## [Work to be completed]
Copy out every line in which the string "marker" occurs.

## [Data section]

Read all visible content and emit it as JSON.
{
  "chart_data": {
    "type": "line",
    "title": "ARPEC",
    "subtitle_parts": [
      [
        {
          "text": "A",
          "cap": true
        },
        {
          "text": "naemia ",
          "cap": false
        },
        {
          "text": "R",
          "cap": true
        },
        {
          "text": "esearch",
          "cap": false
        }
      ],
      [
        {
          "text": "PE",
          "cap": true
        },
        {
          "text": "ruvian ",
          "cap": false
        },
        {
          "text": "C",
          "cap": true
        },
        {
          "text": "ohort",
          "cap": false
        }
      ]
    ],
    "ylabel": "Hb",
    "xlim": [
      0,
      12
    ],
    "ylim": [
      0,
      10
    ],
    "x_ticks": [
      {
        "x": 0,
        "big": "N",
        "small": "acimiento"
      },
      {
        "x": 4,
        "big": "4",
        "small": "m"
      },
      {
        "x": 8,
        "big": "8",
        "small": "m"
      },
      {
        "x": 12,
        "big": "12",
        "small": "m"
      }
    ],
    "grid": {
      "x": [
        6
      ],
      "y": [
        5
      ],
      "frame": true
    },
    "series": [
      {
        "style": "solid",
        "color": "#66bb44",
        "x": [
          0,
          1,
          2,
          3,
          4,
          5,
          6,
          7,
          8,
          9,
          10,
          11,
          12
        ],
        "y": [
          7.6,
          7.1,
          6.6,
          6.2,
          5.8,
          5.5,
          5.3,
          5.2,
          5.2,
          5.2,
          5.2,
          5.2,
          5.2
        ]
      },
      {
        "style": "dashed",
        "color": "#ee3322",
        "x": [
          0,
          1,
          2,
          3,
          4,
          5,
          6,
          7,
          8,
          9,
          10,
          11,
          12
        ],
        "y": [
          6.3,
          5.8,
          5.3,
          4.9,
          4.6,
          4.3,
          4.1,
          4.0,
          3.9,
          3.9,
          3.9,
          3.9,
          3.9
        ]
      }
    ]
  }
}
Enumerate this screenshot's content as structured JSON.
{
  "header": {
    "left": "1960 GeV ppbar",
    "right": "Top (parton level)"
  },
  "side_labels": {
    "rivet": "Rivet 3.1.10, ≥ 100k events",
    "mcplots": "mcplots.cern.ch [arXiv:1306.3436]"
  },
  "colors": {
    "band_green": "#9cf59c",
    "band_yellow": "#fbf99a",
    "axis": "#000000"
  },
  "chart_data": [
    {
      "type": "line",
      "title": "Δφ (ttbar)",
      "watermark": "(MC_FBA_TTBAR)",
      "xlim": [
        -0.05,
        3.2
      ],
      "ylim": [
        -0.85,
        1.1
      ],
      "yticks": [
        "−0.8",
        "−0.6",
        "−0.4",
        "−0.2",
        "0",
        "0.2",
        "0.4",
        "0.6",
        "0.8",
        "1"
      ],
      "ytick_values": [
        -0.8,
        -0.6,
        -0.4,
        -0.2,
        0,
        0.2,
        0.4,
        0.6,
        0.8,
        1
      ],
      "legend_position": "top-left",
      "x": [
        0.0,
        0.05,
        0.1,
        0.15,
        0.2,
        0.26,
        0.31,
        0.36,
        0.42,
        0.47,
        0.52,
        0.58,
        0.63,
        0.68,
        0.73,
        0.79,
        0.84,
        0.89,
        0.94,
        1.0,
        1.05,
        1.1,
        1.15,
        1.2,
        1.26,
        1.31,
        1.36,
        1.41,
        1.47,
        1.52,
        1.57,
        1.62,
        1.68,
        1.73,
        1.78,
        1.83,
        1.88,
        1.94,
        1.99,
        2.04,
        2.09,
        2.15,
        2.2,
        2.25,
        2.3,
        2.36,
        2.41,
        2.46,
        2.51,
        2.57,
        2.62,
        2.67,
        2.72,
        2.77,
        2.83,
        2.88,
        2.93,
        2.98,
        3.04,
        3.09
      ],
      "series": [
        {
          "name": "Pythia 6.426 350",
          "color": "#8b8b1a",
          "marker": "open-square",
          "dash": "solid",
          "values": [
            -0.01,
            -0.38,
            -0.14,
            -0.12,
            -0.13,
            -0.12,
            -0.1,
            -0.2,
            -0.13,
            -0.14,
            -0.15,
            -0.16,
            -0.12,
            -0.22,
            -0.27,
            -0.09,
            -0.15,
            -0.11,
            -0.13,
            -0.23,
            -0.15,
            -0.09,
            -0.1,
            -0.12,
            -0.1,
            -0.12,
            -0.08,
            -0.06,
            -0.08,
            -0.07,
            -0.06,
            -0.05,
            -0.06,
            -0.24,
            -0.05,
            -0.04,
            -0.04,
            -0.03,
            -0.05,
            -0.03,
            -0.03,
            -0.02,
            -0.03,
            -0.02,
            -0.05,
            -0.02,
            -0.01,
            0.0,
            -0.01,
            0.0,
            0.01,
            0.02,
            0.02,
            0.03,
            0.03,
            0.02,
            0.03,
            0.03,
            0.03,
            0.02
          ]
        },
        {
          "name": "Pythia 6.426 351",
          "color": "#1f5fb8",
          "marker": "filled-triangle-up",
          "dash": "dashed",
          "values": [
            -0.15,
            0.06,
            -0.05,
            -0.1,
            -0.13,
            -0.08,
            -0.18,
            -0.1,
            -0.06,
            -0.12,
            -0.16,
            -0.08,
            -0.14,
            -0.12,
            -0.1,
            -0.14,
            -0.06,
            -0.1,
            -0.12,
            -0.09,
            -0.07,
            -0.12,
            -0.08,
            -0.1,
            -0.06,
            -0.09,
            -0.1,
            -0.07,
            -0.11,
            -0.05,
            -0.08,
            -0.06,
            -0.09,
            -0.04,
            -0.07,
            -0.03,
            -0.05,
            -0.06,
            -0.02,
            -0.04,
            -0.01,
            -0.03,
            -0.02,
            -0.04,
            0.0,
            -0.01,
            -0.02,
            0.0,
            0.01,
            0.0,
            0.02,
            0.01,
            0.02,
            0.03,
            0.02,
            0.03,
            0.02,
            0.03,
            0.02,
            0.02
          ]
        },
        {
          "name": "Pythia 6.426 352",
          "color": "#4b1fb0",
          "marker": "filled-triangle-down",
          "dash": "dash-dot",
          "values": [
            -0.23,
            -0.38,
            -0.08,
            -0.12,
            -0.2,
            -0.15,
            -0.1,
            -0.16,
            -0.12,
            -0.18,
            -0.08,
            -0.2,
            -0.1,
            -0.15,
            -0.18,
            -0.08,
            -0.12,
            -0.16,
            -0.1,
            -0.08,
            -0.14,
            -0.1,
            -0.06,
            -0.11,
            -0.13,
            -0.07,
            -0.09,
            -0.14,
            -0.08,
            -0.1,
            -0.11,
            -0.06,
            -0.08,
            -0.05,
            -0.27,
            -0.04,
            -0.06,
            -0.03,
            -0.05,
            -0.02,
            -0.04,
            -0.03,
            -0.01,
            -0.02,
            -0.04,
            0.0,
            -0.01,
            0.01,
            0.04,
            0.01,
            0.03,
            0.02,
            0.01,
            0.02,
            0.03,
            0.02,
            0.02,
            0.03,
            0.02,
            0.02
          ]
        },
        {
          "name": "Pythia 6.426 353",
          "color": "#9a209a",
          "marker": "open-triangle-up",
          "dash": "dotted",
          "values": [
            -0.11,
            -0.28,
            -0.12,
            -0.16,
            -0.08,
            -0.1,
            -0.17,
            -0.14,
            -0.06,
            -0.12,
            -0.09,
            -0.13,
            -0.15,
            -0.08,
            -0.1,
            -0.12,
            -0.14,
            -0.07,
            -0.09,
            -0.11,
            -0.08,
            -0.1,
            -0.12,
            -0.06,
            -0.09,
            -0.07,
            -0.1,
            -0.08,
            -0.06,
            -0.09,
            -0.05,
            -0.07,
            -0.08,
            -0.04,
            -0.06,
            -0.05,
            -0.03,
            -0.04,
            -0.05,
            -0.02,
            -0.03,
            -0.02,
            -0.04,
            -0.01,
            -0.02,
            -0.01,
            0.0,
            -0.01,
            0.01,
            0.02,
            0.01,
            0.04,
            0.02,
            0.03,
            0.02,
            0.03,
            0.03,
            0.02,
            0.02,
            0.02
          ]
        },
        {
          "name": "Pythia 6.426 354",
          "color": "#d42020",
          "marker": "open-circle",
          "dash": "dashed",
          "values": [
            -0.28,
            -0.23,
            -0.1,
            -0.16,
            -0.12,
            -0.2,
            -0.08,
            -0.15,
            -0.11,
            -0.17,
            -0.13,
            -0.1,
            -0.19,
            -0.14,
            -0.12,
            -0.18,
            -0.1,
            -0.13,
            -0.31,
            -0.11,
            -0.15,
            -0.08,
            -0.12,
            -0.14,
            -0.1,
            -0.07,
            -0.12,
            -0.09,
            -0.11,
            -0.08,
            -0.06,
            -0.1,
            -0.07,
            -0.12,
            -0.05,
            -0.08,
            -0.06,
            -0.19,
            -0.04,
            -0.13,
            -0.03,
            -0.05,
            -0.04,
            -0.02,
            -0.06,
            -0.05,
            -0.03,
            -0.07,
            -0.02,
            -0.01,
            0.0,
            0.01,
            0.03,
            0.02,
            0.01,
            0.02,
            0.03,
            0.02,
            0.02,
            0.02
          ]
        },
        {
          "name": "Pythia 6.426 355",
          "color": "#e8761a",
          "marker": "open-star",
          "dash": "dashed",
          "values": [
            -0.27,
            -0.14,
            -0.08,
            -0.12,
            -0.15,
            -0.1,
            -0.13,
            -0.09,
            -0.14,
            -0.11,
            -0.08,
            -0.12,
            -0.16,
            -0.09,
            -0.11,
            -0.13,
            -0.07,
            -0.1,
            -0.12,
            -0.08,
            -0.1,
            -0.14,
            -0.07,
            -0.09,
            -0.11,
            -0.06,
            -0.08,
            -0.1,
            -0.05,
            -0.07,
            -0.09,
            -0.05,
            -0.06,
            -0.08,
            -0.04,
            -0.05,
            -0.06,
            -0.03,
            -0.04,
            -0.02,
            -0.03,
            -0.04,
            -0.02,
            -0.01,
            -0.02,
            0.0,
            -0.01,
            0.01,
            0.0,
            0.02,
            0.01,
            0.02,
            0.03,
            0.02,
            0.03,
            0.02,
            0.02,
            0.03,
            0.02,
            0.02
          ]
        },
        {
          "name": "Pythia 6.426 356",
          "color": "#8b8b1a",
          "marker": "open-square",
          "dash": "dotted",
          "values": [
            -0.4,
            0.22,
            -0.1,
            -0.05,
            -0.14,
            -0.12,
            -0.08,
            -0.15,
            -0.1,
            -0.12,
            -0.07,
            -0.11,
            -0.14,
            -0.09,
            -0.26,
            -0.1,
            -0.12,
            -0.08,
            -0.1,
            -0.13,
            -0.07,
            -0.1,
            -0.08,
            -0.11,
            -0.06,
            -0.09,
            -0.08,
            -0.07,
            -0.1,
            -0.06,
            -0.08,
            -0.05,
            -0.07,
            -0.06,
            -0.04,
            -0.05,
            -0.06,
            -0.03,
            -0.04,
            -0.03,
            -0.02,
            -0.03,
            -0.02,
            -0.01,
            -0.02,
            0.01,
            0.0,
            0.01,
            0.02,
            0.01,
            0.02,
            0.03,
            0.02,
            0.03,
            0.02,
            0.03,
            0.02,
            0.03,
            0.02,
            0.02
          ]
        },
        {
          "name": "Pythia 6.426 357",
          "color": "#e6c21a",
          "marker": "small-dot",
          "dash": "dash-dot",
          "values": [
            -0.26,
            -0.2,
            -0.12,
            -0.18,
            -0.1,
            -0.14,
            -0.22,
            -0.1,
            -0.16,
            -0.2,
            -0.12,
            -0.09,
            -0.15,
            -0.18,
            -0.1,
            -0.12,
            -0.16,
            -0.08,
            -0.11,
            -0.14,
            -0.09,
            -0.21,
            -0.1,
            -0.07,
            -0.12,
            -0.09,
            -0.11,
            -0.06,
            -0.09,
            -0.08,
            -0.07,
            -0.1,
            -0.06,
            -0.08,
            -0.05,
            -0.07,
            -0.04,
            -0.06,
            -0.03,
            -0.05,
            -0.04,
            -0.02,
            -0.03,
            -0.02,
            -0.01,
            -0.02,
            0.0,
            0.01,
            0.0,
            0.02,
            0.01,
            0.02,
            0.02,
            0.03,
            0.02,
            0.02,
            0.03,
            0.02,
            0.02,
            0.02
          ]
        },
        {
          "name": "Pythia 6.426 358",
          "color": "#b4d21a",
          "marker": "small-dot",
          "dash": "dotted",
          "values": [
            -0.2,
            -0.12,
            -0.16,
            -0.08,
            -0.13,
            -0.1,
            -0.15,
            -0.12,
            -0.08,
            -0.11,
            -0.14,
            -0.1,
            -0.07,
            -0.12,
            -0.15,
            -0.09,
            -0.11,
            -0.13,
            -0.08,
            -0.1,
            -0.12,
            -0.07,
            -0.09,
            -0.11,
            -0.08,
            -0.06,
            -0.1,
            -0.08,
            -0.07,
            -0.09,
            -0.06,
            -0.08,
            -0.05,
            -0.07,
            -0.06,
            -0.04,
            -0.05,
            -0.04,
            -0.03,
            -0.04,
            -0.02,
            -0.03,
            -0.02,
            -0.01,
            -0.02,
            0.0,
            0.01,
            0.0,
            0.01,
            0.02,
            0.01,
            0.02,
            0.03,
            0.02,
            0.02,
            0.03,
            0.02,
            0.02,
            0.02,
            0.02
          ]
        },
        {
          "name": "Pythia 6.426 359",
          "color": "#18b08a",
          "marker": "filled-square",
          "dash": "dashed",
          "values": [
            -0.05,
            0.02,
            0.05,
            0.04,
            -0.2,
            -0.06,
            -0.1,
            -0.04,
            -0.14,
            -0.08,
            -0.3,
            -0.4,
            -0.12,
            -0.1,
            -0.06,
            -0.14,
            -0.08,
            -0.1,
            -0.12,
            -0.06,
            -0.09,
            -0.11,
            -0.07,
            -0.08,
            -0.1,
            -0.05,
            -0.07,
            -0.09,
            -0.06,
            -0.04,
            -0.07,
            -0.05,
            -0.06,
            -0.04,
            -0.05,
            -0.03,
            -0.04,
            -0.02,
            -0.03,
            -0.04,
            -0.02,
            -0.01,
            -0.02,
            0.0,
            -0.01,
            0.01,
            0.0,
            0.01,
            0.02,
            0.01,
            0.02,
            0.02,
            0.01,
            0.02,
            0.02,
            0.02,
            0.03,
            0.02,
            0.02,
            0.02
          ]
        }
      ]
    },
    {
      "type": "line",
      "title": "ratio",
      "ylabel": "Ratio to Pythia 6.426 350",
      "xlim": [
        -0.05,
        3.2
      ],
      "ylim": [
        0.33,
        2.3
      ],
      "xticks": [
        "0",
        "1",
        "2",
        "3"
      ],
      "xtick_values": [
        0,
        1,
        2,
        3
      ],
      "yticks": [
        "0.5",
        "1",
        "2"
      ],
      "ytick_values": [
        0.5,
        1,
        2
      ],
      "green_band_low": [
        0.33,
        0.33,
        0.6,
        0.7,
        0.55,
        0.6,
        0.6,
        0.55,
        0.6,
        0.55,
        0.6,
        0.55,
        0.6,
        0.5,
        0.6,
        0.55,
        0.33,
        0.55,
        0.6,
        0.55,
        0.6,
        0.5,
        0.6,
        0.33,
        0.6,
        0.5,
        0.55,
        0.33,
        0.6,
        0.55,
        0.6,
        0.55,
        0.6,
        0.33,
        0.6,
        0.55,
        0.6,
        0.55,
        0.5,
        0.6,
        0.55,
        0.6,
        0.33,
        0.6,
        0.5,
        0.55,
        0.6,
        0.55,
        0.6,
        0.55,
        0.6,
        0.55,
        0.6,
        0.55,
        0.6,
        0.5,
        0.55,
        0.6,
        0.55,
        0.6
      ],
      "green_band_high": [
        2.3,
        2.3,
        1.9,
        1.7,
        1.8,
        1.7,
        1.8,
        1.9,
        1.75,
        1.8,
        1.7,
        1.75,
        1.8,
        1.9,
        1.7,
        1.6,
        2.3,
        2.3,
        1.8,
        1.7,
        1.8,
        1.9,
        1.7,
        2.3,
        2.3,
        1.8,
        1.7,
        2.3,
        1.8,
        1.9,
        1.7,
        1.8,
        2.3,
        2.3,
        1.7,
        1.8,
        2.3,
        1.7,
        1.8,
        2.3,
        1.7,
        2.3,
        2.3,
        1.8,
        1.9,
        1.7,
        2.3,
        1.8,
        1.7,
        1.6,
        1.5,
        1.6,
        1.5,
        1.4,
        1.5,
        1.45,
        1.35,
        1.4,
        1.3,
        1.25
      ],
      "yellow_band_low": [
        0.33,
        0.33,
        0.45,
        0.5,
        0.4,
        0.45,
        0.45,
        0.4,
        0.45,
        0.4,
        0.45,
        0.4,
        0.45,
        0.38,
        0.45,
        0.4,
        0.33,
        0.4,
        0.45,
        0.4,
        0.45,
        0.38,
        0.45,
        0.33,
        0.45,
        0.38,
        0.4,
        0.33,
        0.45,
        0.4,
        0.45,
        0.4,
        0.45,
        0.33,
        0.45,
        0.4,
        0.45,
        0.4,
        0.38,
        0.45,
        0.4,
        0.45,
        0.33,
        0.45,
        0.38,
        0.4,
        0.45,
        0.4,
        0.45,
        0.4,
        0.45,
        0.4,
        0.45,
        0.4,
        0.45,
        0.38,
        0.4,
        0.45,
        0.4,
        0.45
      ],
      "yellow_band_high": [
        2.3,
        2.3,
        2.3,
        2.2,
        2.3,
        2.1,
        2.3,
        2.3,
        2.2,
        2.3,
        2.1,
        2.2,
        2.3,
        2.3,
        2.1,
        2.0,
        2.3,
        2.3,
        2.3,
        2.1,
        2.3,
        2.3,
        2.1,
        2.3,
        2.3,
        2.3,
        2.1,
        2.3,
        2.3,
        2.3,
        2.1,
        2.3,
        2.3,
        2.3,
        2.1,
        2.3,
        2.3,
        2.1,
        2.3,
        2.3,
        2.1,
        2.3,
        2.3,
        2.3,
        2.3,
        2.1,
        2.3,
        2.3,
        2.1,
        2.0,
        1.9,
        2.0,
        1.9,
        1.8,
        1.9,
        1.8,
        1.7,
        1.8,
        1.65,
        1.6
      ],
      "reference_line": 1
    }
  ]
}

## [Solution for this exercise]
          "marker": "open-square",
          "marker": "filled-triangle-up",
          "marker": "filled-triangle-down",
          "marker": "open-triangle-up",
          "marker": "open-circle",
          "marker": "open-star",
          "marker": "open-square",
          "marker": "small-dot",
          "marker": "small-dot",
          "marker": "filled-square",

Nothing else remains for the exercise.